_Data shown_
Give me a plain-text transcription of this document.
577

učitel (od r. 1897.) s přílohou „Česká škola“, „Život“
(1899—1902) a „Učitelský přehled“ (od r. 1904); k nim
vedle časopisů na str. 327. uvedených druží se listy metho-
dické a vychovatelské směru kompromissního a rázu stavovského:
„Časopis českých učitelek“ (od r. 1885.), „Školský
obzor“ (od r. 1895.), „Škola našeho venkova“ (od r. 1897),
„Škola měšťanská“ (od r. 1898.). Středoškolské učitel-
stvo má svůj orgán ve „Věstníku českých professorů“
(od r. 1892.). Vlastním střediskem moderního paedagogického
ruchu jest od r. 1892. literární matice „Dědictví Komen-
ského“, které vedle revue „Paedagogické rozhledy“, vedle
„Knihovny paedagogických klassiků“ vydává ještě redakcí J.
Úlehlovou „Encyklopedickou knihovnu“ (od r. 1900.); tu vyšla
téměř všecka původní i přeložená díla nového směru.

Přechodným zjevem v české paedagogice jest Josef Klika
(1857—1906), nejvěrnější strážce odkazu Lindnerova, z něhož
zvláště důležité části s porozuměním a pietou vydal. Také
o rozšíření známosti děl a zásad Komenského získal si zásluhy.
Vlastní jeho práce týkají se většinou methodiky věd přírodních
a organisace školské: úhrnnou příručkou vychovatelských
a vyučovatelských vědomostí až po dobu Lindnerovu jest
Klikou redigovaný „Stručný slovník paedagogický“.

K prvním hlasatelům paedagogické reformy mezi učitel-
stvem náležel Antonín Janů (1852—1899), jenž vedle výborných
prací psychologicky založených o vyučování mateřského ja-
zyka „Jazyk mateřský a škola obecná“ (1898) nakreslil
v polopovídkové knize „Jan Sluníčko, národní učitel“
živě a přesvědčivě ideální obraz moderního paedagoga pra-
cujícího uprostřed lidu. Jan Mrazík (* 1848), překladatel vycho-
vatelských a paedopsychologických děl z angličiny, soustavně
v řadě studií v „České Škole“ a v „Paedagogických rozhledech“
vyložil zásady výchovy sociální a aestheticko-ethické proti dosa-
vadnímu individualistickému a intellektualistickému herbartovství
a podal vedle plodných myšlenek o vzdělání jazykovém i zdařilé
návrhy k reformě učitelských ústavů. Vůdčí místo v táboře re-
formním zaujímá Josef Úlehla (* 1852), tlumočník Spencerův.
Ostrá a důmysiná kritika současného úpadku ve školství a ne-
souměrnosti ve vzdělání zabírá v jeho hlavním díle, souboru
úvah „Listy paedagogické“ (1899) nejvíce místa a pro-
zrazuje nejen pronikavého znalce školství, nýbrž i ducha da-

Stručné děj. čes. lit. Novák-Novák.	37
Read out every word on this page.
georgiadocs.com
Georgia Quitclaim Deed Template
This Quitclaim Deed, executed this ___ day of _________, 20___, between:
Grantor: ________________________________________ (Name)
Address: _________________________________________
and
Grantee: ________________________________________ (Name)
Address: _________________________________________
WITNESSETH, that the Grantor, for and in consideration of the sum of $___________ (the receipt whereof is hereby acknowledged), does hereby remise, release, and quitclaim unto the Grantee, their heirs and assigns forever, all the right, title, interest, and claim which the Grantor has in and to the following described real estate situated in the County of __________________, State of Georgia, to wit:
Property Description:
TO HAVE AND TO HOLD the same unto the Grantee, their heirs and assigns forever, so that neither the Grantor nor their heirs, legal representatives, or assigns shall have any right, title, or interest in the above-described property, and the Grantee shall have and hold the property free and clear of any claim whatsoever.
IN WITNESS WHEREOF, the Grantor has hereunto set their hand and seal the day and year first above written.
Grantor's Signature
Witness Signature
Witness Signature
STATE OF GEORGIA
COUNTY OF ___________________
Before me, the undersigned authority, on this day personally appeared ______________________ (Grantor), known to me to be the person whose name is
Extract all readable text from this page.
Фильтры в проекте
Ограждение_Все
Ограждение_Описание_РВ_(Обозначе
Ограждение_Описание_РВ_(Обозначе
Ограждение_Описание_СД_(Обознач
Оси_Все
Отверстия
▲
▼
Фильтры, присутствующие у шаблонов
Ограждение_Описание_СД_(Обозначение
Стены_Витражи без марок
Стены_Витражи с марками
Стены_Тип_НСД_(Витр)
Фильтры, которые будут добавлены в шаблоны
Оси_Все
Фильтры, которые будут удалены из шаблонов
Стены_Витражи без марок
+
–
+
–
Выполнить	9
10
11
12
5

_Exercise instructions_
Gather up the lines that contain the word "směru".

_Output_
dické a vychovatelské směru kompromissního a rázu stavovského:
téměř všecka původní i přeložená díla nového směru.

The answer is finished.